*SELECTED TEXT:*
━━━━━━━━━━━━━━━━━━━━

The best version of this particular deck looks to be a heavier blue mix, with Faerie Trickery, other counters, cards drawing, etc. The anti-creature package seems to belong in the sideboard. I just got my first Jace Beleren yesterday. I can see how adding a couple to the maindeck could really help the blue-heavy build of this deck. 
 
I could discuss matchups and game summaries, but they are not terribly exciting. Instead, I will talk about how this deck might be evolved.  The first question is whether it is necessary to keep all three colors. I don’t think so – but I would need a bunch of rares before I could playtest all the variations. 
 
UB Control:
 
Right now, the deck runs green for Elvish Harbinger and Nath of Gilt-Leaf. The Harbinger fetches Nameless Inversion and Nath. That’s about it. Nath is okay, as far as he goes, but he is too slow in this build. 
 
My ideal version of a UB build would be something like this.

━━━━━━━━━━━━━━━━━━━━

[Coordinate annotation records]
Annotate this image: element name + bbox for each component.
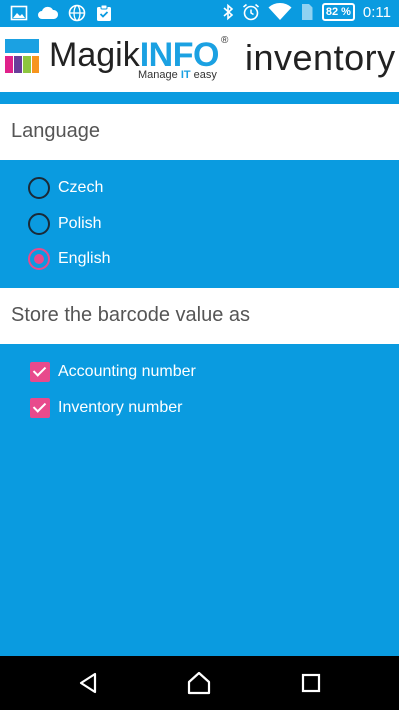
checkbox-option-inventory-number[interactable]: Inventory number [28, 393, 183, 423]
battery-indicator: 82 % [321, 3, 355, 21]
language-title: Language [11, 120, 100, 142]
registered-mark: ® [221, 35, 229, 46]
language-section-header: Language [0, 104, 399, 160]
app-header: MagikINFO ® Manage IT easy inventory [0, 27, 399, 92]
option-label: Accounting number [58, 363, 196, 380]
tagline-it: IT [180, 69, 191, 81]
clock: 0:11 [362, 3, 391, 21]
checkbox-option-accounting-number[interactable]: Accounting number [28, 357, 196, 387]
radio-button[interactable] [28, 177, 50, 199]
tagline-start: Manage [138, 69, 181, 81]
status-bar: 82 % 0:11 [0, 0, 399, 27]
barcode-section-header: Store the barcode value as [0, 288, 399, 344]
radio-button-selected[interactable] [28, 248, 50, 270]
option-label: Czech [58, 179, 104, 196]
bluetooth-icon [223, 3, 234, 21]
radio-option-english[interactable]: English [28, 244, 110, 274]
image-icon [10, 5, 28, 21]
radio-option-polish[interactable]: Polish [28, 209, 102, 239]
cloud-icon [38, 6, 59, 19]
checkbox-checked[interactable] [30, 398, 50, 418]
checkbox-checked[interactable] [30, 362, 50, 382]
navigation-bar [0, 656, 399, 710]
barcode-title: Store the barcode value as [11, 304, 251, 326]
radio-button[interactable] [28, 213, 50, 235]
sim-icon [301, 4, 313, 20]
option-label: Polish [58, 215, 102, 232]
option-label: English [58, 250, 111, 267]
alarm-icon [242, 3, 259, 21]
header-divider [0, 92, 399, 104]
clipboard-icon [97, 4, 111, 21]
system-icons: 82 % 0:11 [222, 3, 391, 21]
magikinfo-logo-icon [5, 39, 39, 73]
home-icon[interactable] [186, 670, 212, 696]
tagline: Manage IT easy [138, 69, 217, 81]
wifi-icon [268, 3, 292, 20]
option-label: Inventory number [58, 399, 183, 416]
notification-icons [10, 4, 113, 22]
recents-icon[interactable] [298, 670, 324, 696]
globe-icon [68, 4, 86, 22]
brand-magik: Magik [49, 36, 140, 74]
radio-option-czech[interactable]: Czech [28, 173, 103, 203]
back-icon[interactable] [76, 670, 102, 696]
tagline-end: easy [190, 69, 217, 81]
product-name: inventory [245, 37, 396, 78]
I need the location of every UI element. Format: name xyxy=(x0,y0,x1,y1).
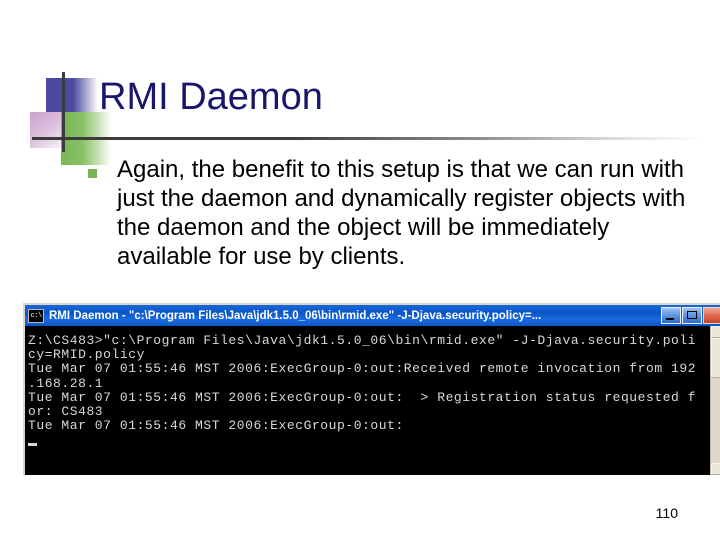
console-line: Tue Mar 07 01:55:46 MST 2006:ExecGroup-0… xyxy=(28,361,697,377)
bullet-square-icon xyxy=(88,169,97,178)
console-line: Tue Mar 07 01:55:46 MST 2006:ExecGroup-0… xyxy=(28,389,697,405)
page-title: RMI Daemon xyxy=(99,76,323,118)
deco-vertical-line xyxy=(62,72,65,152)
minimize-icon xyxy=(666,318,674,320)
console-title-text: RMI Daemon - "c:\Program Files\Java\jdk1… xyxy=(49,309,542,322)
console-line: Z:\CS483>"c:\Program Files\Java\jdk1.5.0… xyxy=(28,333,697,348)
console-titlebar[interactable]: c:\ RMI Daemon - "c:\Program Files\Java\… xyxy=(25,305,720,326)
bullet-text: Again, the benefit to this setup is that… xyxy=(117,156,686,270)
minimize-button[interactable] xyxy=(661,307,681,324)
window-controls xyxy=(661,307,720,324)
maximize-button[interactable] xyxy=(682,307,702,324)
scroll-down-arrow-icon[interactable] xyxy=(711,463,720,475)
console-body: Z:\CS483>"c:\Program Files\Java\jdk1.5.0… xyxy=(25,326,720,475)
console-output-area[interactable]: Z:\CS483>"c:\Program Files\Java\jdk1.5.0… xyxy=(25,326,710,475)
console-scrollbar[interactable] xyxy=(710,326,720,475)
text-cursor xyxy=(28,442,37,446)
console-window[interactable]: c:\ RMI Daemon - "c:\Program Files\Java\… xyxy=(23,303,720,475)
console-line: or: CS483 xyxy=(28,404,104,420)
page-number: 110 xyxy=(655,505,678,521)
title-divider xyxy=(32,137,708,140)
close-button[interactable] xyxy=(703,307,720,324)
console-app-icon: c:\ xyxy=(28,308,44,323)
maximize-icon xyxy=(687,311,697,319)
console-line: Tue Mar 07 01:55:46 MST 2006:ExecGroup-0… xyxy=(28,418,404,434)
slide-canvas: RMI Daemon Again, the benefit to this se… xyxy=(0,0,720,540)
deco-blue-square xyxy=(46,78,98,114)
console-line: .168.28.1 xyxy=(28,375,104,391)
list-item: Again, the benefit to this setup is that… xyxy=(88,155,698,271)
console-line: cy=RMID.policy xyxy=(28,347,145,363)
scrollbar-thumb[interactable] xyxy=(711,338,720,378)
console-cursor-line xyxy=(28,433,710,447)
body-content: Again, the benefit to this setup is that… xyxy=(88,155,698,271)
scroll-up-arrow-icon[interactable] xyxy=(711,326,720,338)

━━━━━━━━━━━━━━━━━━━━

*THINGS TO DO:*
1. Update the records from the line containing "checkbox-option-inventory-number[interactable]: Inventory number" down to the line containing "app-header: MagikINFO ®" by changing "Inventory number" to "Asset number" and leaving everything else the same. Return only those lines.
2. Write what comes next in the piece about evolving the three-color deck, starting after its last sentence.

*ANSWER SET:*
1.
checkbox-option-inventory-number[interactable]: Asset number [28, 393, 183, 423]
battery-indicator: 82 % [321, 3, 355, 21]
language-title: Language [11, 120, 100, 142]
registered-mark: ® [221, 35, 229, 46]
language-section-header: Language [0, 104, 399, 160]
app-header: MagikINFO ® Manage IT easy inventory [0, 27, 399, 92]

2.
Blue Black Control
as suggested by one million words
Creatures
4 Mulldrifter
4 Shriekmaw
2 Sower of Temptation
2 Aethersnipe
2 Mournwhelk

Other Spells
4 Ponder
4 Faerie Trickery
4 Broken Ambitions
4 Makeshift Mannequin
3 Cryptic Command
2 Profane Command
3 Jace Beleren
2 Liliana Vess
Lands
4 Vivid Marsh
4 Vivid Creek
4 Secluded Glen
Islands & Swamps
Ponder
 
Again, that is just a draft. I am short a half-dozen or more cards necessary for this build, so I cannot test it. It also seems slow and ponderous – and I’m not completely sure about the Commands. 
 
The anti-creature package will be in the sideboard.
 
The one counterspell I’m not sure about is Familiar’s Ruse. It is a hard counter, for the traditional cost of UU. However, every creature I have costs five or more mana to put into play. I’m not sure how often I could drop a creature and have mana up to play this card. 
 
Actually, you can build a very good deck around this card. Faeries. It has lots of fast beats, and has the ability to play many of its critical cards EoT, like a good control deck should. If I had the cards, this is what I would start testing.
 
Blue Black Fae
as suggested by one million words
Creatures
4 Faerie Harbinger
4 Spellstutter Sprite
4 Scion of Oona
2-4 Oona's Prowler
2-4 Mulldrifter
2-4 Mistbind Clique
2-3 Wydwen, the Biting Gale

Other Spells
4 Broken Ambitions
4 Faerie Trickery
2-3 Cryptic Command
3 Familiar's Ruse
3 Nameless Inversion
Lands
Some amount of lands
Scion of Oona
Anti-creature package in the sideboard.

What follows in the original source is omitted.